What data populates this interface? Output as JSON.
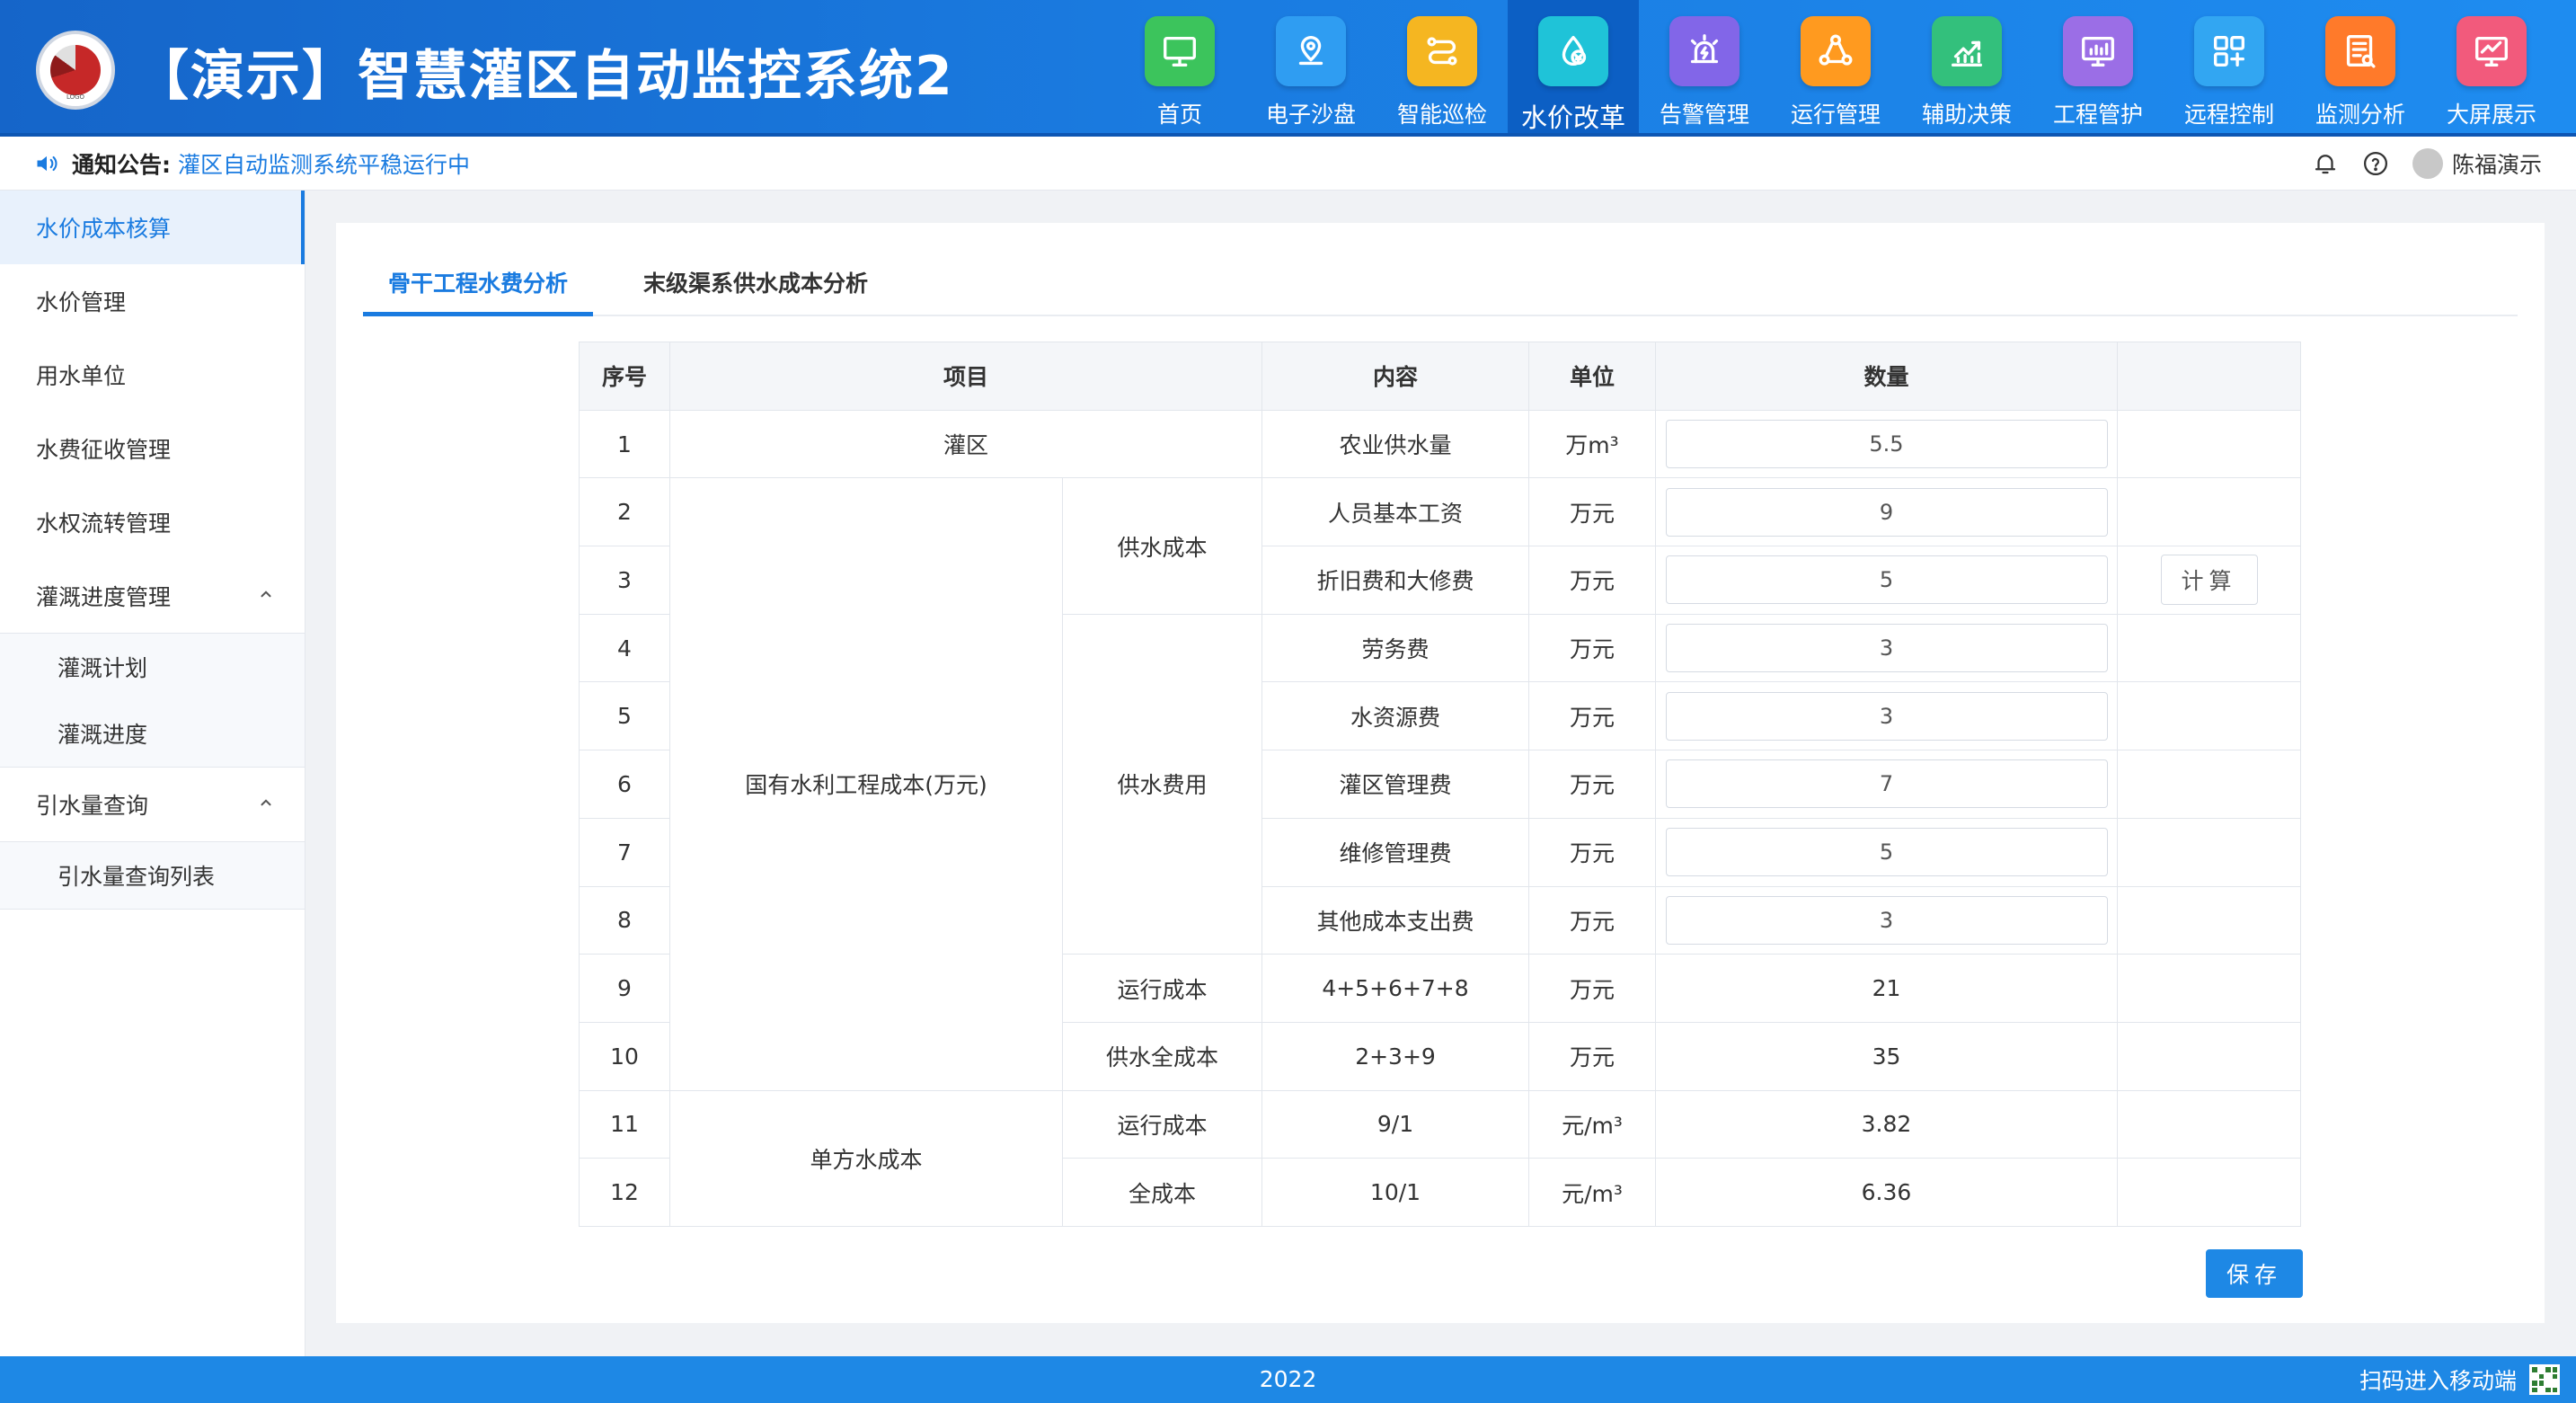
{
  "header": {
    "app_title": "【演示】智慧灌区自动监控系统2",
    "nav": [
      {
        "label": "首页",
        "icon": "monitor-icon",
        "color": "#3cc45c"
      },
      {
        "label": "电子沙盘",
        "icon": "map-pin-icon",
        "color": "#2f9df2"
      },
      {
        "label": "智能巡检",
        "icon": "route-icon",
        "color": "#f5b621"
      },
      {
        "label": "水价改革",
        "icon": "water-price-icon",
        "color": "#1fc3d8",
        "active": true
      },
      {
        "label": "告警管理",
        "icon": "alarm-icon",
        "color": "#8266e8"
      },
      {
        "label": "运行管理",
        "icon": "nodes-icon",
        "color": "#ff9a1f"
      },
      {
        "label": "辅助决策",
        "icon": "chart-up-icon",
        "color": "#33c07c"
      },
      {
        "label": "工程管护",
        "icon": "dashboard-screen-icon",
        "color": "#9b6ee6"
      },
      {
        "label": "远程控制",
        "icon": "remote-control-icon",
        "color": "#32a6f2"
      },
      {
        "label": "监测分析",
        "icon": "report-icon",
        "color": "#ff7a2a"
      },
      {
        "label": "大屏展示",
        "icon": "big-screen-icon",
        "color": "#f25a7c"
      }
    ]
  },
  "notice": {
    "label": "通知公告:",
    "text": "灌区自动监测系统平稳运行中",
    "user": "陈福演示"
  },
  "sidebar": {
    "items": [
      {
        "label": "水价成本核算",
        "active": true
      },
      {
        "label": "水价管理"
      },
      {
        "label": "用水单位"
      },
      {
        "label": "水费征收管理"
      },
      {
        "label": "水权流转管理"
      },
      {
        "label": "灌溉进度管理",
        "expanded": true,
        "children": [
          "灌溉计划",
          "灌溉进度"
        ]
      },
      {
        "label": "引水量查询",
        "expanded": true,
        "children": [
          "引水量查询列表"
        ]
      }
    ]
  },
  "tabs": [
    {
      "label": "骨干工程水费分析",
      "active": true
    },
    {
      "label": "末级渠系供水成本分析"
    }
  ],
  "table": {
    "headers": [
      "序号",
      "项目",
      "内容",
      "单位",
      "数量",
      ""
    ],
    "groups": {
      "irrigation": "灌区",
      "state_cost": "国有水利工程成本(万元)",
      "supply_cost": "供水成本",
      "supply_fee": "供水费用",
      "run_cost": "运行成本",
      "full_cost": "供水全成本",
      "unit_cost": "单方水成本",
      "unit_run": "运行成本",
      "unit_full": "全成本"
    },
    "rows": [
      {
        "no": "1",
        "content": "农业供水量",
        "unit": "万m³",
        "value": "5.5",
        "input": true
      },
      {
        "no": "2",
        "content": "人员基本工资",
        "unit": "万元",
        "value": "9",
        "input": true
      },
      {
        "no": "3",
        "content": "折旧费和大修费",
        "unit": "万元",
        "value": "5",
        "input": true
      },
      {
        "no": "4",
        "content": "劳务费",
        "unit": "万元",
        "value": "3",
        "input": true
      },
      {
        "no": "5",
        "content": "水资源费",
        "unit": "万元",
        "value": "3",
        "input": true
      },
      {
        "no": "6",
        "content": "灌区管理费",
        "unit": "万元",
        "value": "7",
        "input": true
      },
      {
        "no": "7",
        "content": "维修管理费",
        "unit": "万元",
        "value": "5",
        "input": true
      },
      {
        "no": "8",
        "content": "其他成本支出费",
        "unit": "万元",
        "value": "3",
        "input": true
      },
      {
        "no": "9",
        "content": "4+5+6+7+8",
        "unit": "万元",
        "value": "21"
      },
      {
        "no": "10",
        "content": "2+3+9",
        "unit": "万元",
        "value": "35"
      },
      {
        "no": "11",
        "content": "9/1",
        "unit": "元/m³",
        "value": "3.82"
      },
      {
        "no": "12",
        "content": "10/1",
        "unit": "元/m³",
        "value": "6.36"
      }
    ],
    "calc_label": "计算"
  },
  "actions": {
    "save_label": "保存"
  },
  "footer": {
    "year": "2022",
    "mobile_label": "扫码进入移动端"
  }
}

§ Task brief
Write out the listing word for word, omitting the pictures it holds.

§ Solved problem
What data populates this interface? Output as JSON.
{
  "header": {
    "app_title": "【演示】智慧灌区自动监控系统2",
    "nav": [
      {
        "label": "首页",
        "icon": "monitor-icon",
        "color": "#3cc45c"
      },
      {
        "label": "电子沙盘",
        "icon": "map-pin-icon",
        "color": "#2f9df2"
      },
      {
        "label": "智能巡检",
        "icon": "route-icon",
        "color": "#f5b621"
      },
      {
        "label": "水价改革",
        "icon": "water-price-icon",
        "color": "#1fc3d8",
        "active": true
      },
      {
        "label": "告警管理",
        "icon": "alarm-icon",
        "color": "#8266e8"
      },
      {
        "label": "运行管理",
        "icon": "nodes-icon",
        "color": "#ff9a1f"
      },
      {
        "label": "辅助决策",
        "icon": "chart-up-icon",
        "color": "#33c07c"
      },
      {
        "label": "工程管护",
        "icon": "dashboard-screen-icon",
        "color": "#9b6ee6"
      },
      {
        "label": "远程控制",
        "icon": "remote-control-icon",
        "color": "#32a6f2"
      },
      {
        "label": "监测分析",
        "icon": "report-icon",
        "color": "#ff7a2a"
      },
      {
        "label": "大屏展示",
        "icon": "big-screen-icon",
        "color": "#f25a7c"
      }
    ]
  },
  "notice": {
    "label": "通知公告:",
    "text": "灌区自动监测系统平稳运行中",
    "user": "陈福演示"
  },
  "sidebar": {
    "items": [
      {
        "label": "水价成本核算",
        "active": true
      },
      {
        "label": "水价管理"
      },
      {
        "label": "用水单位"
      },
      {
        "label": "水费征收管理"
      },
      {
        "label": "水权流转管理"
      },
      {
        "label": "灌溉进度管理",
        "expanded": true,
        "children": [
          "灌溉计划",
          "灌溉进度"
        ]
      },
      {
        "label": "引水量查询",
        "expanded": true,
        "children": [
          "引水量查询列表"
        ]
      }
    ]
  },
  "tabs": [
    {
      "label": "骨干工程水费分析",
      "active": true
    },
    {
      "label": "末级渠系供水成本分析"
    }
  ],
  "table": {
    "headers": [
      "序号",
      "项目",
      "内容",
      "单位",
      "数量",
      ""
    ],
    "groups": {
      "irrigation": "灌区",
      "state_cost": "国有水利工程成本(万元)",
      "supply_cost": "供水成本",
      "supply_fee": "供水费用",
      "run_cost": "运行成本",
      "full_cost": "供水全成本",
      "unit_cost": "单方水成本",
      "unit_run": "运行成本",
      "unit_full": "全成本"
    },
    "rows": [
      {
        "no": "1",
        "content": "农业供水量",
        "unit": "万m³",
        "value": "5.5",
        "input": true
      },
      {
        "no": "2",
        "content": "人员基本工资",
        "unit": "万元",
        "value": "9",
        "input": true
      },
      {
        "no": "3",
        "content": "折旧费和大修费",
        "unit": "万元",
        "value": "5",
        "input": true
      },
      {
        "no": "4",
        "content": "劳务费",
        "unit": "万元",
        "value": "3",
        "input": true
      },
      {
        "no": "5",
        "content": "水资源费",
        "unit": "万元",
        "value": "3",
        "input": true
      },
      {
        "no": "6",
        "content": "灌区管理费",
        "unit": "万元",
        "value": "7",
        "input": true
      },
      {
        "no": "7",
        "content": "维修管理费",
        "unit": "万元",
        "value": "5",
        "input": true
      },
      {
        "no": "8",
        "content": "其他成本支出费",
        "unit": "万元",
        "value": "3",
        "input": true
      },
      {
        "no": "9",
        "content": "4+5+6+7+8",
        "unit": "万元",
        "value": "21"
      },
      {
        "no": "10",
        "content": "2+3+9",
        "unit": "万元",
        "value": "35"
      },
      {
        "no": "11",
        "content": "9/1",
        "unit": "元/m³",
        "value": "3.82"
      },
      {
        "no": "12",
        "content": "10/1",
        "unit": "元/m³",
        "value": "6.36"
      }
    ],
    "calc_label": "计算"
  },
  "actions": {
    "save_label": "保存"
  },
  "footer": {
    "year": "2022",
    "mobile_label": "扫码进入移动端"
  }
}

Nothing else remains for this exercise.